WHAT YOU HAVE TO DO >> Show only lines that include "aeropuerto".
===== RECORDS SHOWN =====
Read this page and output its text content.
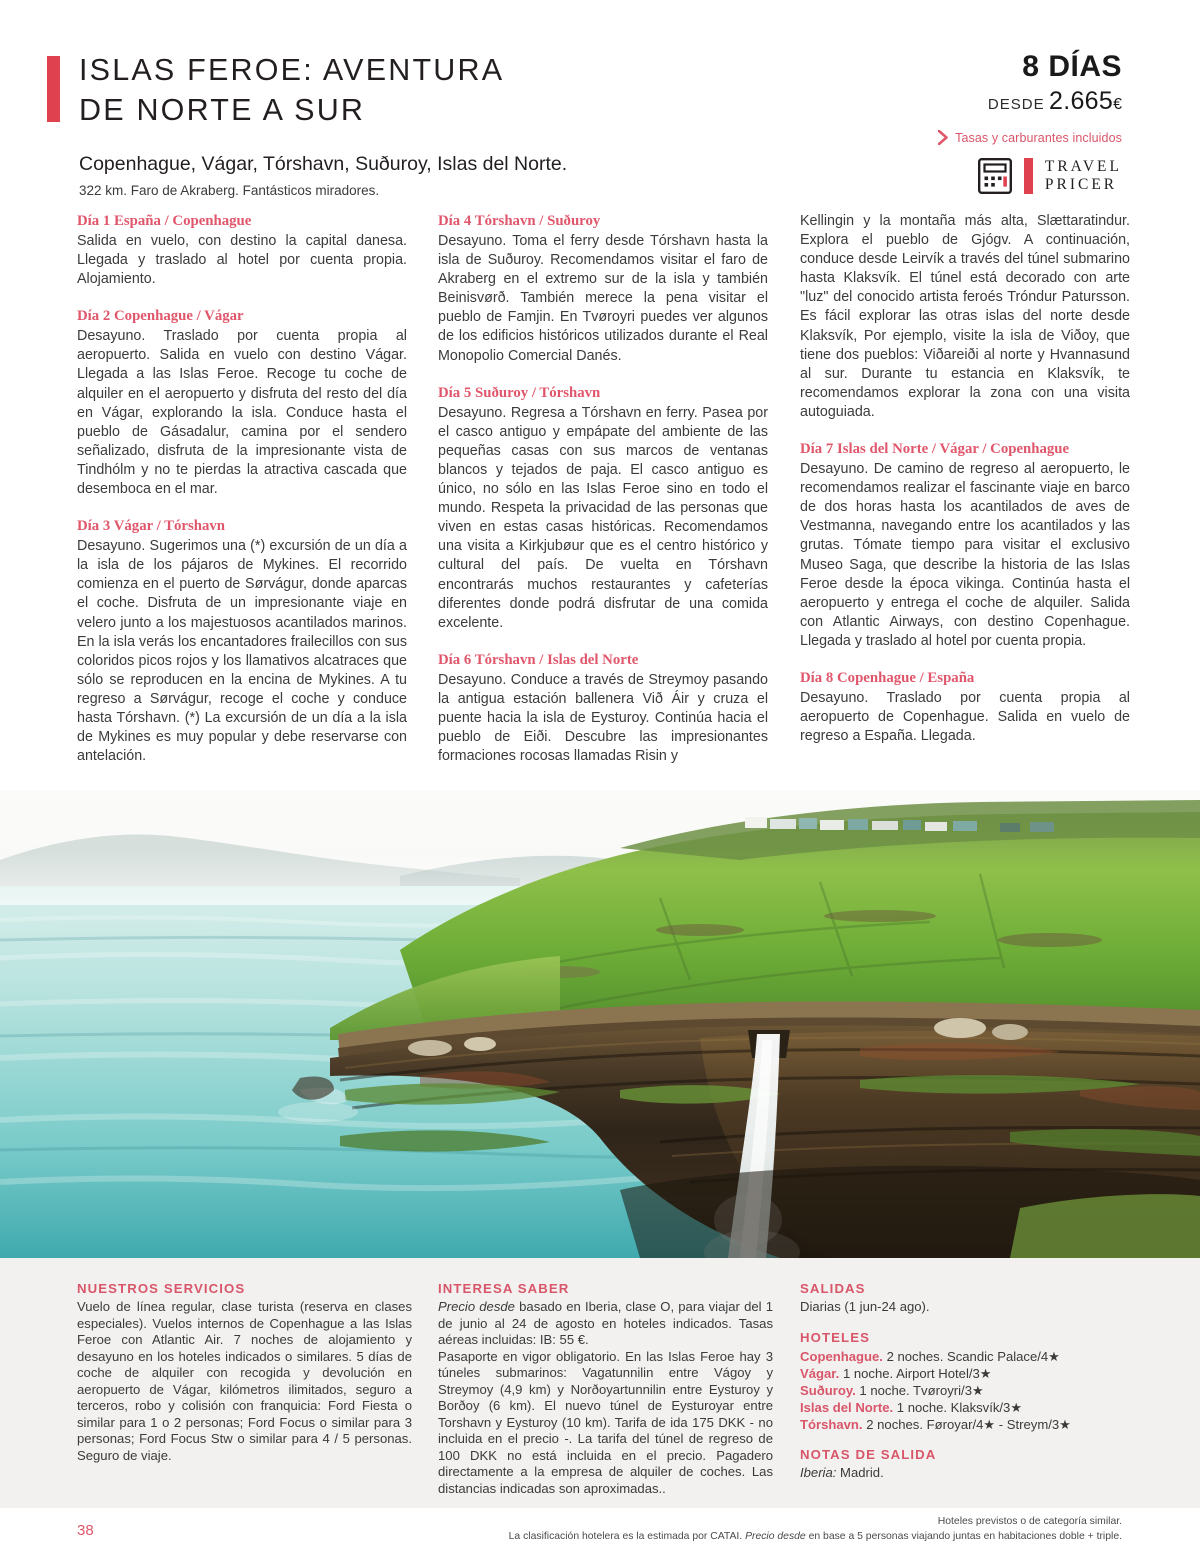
ISLAS FEROE: AVENTURA
DE NORTE A SUR
Copenhague, Vágar, Tórshavn, Suðuroy, Islas del Norte.
322 km. Faro de Akraberg. Fantásticos miradores.
8 DÍAS
DESDE 2.665€
Tasas y carburantes incluidos
TRAVEL
PRICER
Día 1 España / Copenhague
Salida en vuelo, con destino la capital danesa. Llegada y traslado al hotel por cuenta propia. Alojamiento.
Día 2 Copenhague / Vágar
Desayuno. Traslado por cuenta propia al aeropuerto. Salida en vuelo con destino Vágar. Llegada a las Islas Feroe. Recoge tu coche de alquiler en el aeropuerto y disfruta del resto del día en Vágar, explorando la isla. Conduce hasta el pueblo de Gásadalur, camina por el sendero señalizado, disfruta de la impresionante vista de Tindhólm y no te pierdas la atractiva cascada que desemboca en el mar.
Día 3 Vágar / Tórshavn
Desayuno. Sugerimos una (*) excursión de un día a la isla de los pájaros de Mykines. El recorrido comienza en el puerto de Sørvágur, donde aparcas el coche. Disfruta de un impresionante viaje en velero junto a los majestuosos acantilados marinos. En la isla verás los encantadores frailecillos con sus coloridos picos rojos y los llamativos alcatraces que sólo se reproducen en la encina de Mykines. A tu regreso a Sørvágur, recoge el coche y conduce hasta Tórshavn. (*) La excursión de un día a la isla de Mykines es muy popular y debe reservarse con antelación.
Día 4 Tórshavn / Suðuroy
Desayuno. Toma el ferry desde Tórshavn hasta la isla de Suðuroy. Recomendamos visitar el faro de Akraberg en el extremo sur de la isla y también Beinisvørð. También merece la pena visitar el pueblo de Famjin. En Tvøroyri puedes ver algunos de los edificios históricos utilizados durante el Real Monopolio Comercial Danés.
Día 5 Suðuroy / Tórshavn
Desayuno. Regresa a Tórshavn en ferry. Pasea por el casco antiguo y empápate del ambiente de las pequeñas casas con sus marcos de ventanas blancos y tejados de paja. El casco antiguo es único, no sólo en las Islas Feroe sino en todo el mundo. Respeta la privacidad de las personas que viven en estas casas históricas. Recomendamos una visita a Kirkjubøur que es el centro histórico y cultural del país. De vuelta en Tórshavn encontrarás muchos restaurantes y cafeterías diferentes donde podrá disfrutar de una comida excelente.
Día 6 Tórshavn / Islas del Norte
Desayuno. Conduce a través de Streymoy pasando la antigua estación ballenera Við Áir y cruza el puente hacia la isla de Eysturoy. Continúa hacia el pueblo de Eiði. Descubre las impresionantes formaciones rocosas llamadas Risin y
Kellingin y la montaña más alta, Slættaratindur. Explora el pueblo de Gjógv. A continuación, conduce desde Leirvík a través del túnel submarino hasta Klaksvík. El túnel está decorado con arte "luz" del conocido artista feroés Tróndur Patursson. Es fácil explorar las otras islas del norte desde Klaksvík, Por ejemplo, visite la isla de Viðoy, que tiene dos pueblos: Viðareiði al norte y Hvannasund al sur. Durante tu estancia en Klaksvík, te recomendamos explorar la zona con una visita autoguiada.
Día 7 Islas del Norte / Vágar / Copenhague
Desayuno. De camino de regreso al aeropuerto, le recomendamos realizar el fascinante viaje en barco de dos horas hasta los acantilados de aves de Vestmanna, navegando entre los acantilados y las grutas. Tómate tiempo para visitar el exclusivo Museo Saga, que describe la historia de las Islas Feroe desde la época vikinga. Continúa hasta el aeropuerto y entrega el coche de alquiler. Salida con Atlantic Airways, con destino Copenhague. Llegada y traslado al hotel por cuenta propia.
Día 8 Copenhague / España
Desayuno. Traslado por cuenta propia al aeropuerto de Copenhague. Salida en vuelo de regreso a España. Llegada.
NUESTROS SERVICIOS
Vuelo de línea regular, clase turista (reserva en clases especiales). Vuelos internos de Copenhague a las Islas Feroe con Atlantic Air. 7 noches de alojamiento y desayuno en los hoteles indicados o similares. 5 días de coche de alquiler con recogida y devolución en aeropuerto de Vágar, kilómetros ilimitados, seguro a terceros, robo y colisión con franquicia: Ford Fiesta o similar para 1 o 2 personas; Ford Focus o similar para 3 personas; Ford Focus Stw o similar para 4 / 5 personas. Seguro de viaje.
INTERESA SABER
Precio desde basado en Iberia, clase O, para viajar del 1 de junio al 24 de agosto en hoteles indicados. Tasas aéreas incluidas: IB: 55 €.
Pasaporte en vigor obligatorio. En las Islas Feroe hay 3 túneles submarinos: Vagatunnilin entre Vágoy y Streymoy (4,9 km) y Norðoyartunnilin entre Eysturoy y Borðoy (6 km). El nuevo túnel de Eysturoyar entre Torshavn y Eysturoy (10 km). Tarifa de ida 175 DKK - no incluida en el precio -. La tarifa del túnel de regreso de 100 DKK no está incluida en el precio. Pagadero directamente a la empresa de alquiler de coches. Las distancias indicadas son aproximadas..
SALIDAS
Diarias (1 jun-24 ago).
HOTELES
Copenhague. 2 noches. Scandic Palace/4★
Vágar. 1 noche. Airport Hotel/3★
Suðuroy. 1 noche. Tvøroyri/3★
Islas del Norte. 1 noche. Klaksvík/3★
Tórshavn. 2 noches. Føroyar/4★ - Streym/3★
NOTAS DE SALIDA
Iberia: Madrid.
38
Hoteles previstos o de categoría similar.
La clasificación hotelera es la estimada por CATAI. Precio desde en base a 5 personas viajando juntas en habitaciones doble + triple.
=====
EXERCISE OUTPUT >>
Desayuno. Traslado por cuenta propia al aeropuerto. Salida en vuelo con destino Vágar. Llegada a las Islas Feroe. Recoge tu coche de alquiler en el aeropuerto y disfruta del resto del día en Vágar, explorando la isla. Conduce hasta el pueblo de Gásadalur, camina por el sendero señalizado, disfruta de la impresionante vista de Tindhólm y no te pierdas la atractiva cascada que desemboca en el mar.
Desayuno. De camino de regreso al aeropuerto, le recomendamos realizar el fascinante viaje en barco de dos horas hasta los acantilados de aves de Vestmanna, navegando entre los acantilados y las grutas. Tómate tiempo para visitar el exclusivo Museo Saga, que describe la historia de las Islas Feroe desde la época vikinga. Continúa hasta el aeropuerto y entrega el coche de alquiler. Salida con Atlantic Airways, con destino Copenhague. Llegada y traslado al hotel por cuenta propia.
Desayuno. Traslado por cuenta propia al aeropuerto de Copenhague. Salida en vuelo de regreso a España. Llegada.
Vuelo de línea regular, clase turista (reserva en clases especiales). Vuelos internos de Copenhague a las Islas Feroe con Atlantic Air. 7 noches de alojamiento y desayuno en los hoteles indicados o similares. 5 días de coche de alquiler con recogida y devolución en aeropuerto de Vágar, kilómetros ilimitados, seguro a terceros, robo y colisión con franquicia: Ford Fiesta o similar para 1 o 2 personas; Ford Focus o similar para 3 personas; Ford Focus Stw o similar para 4 / 5 personas. Seguro de viaje.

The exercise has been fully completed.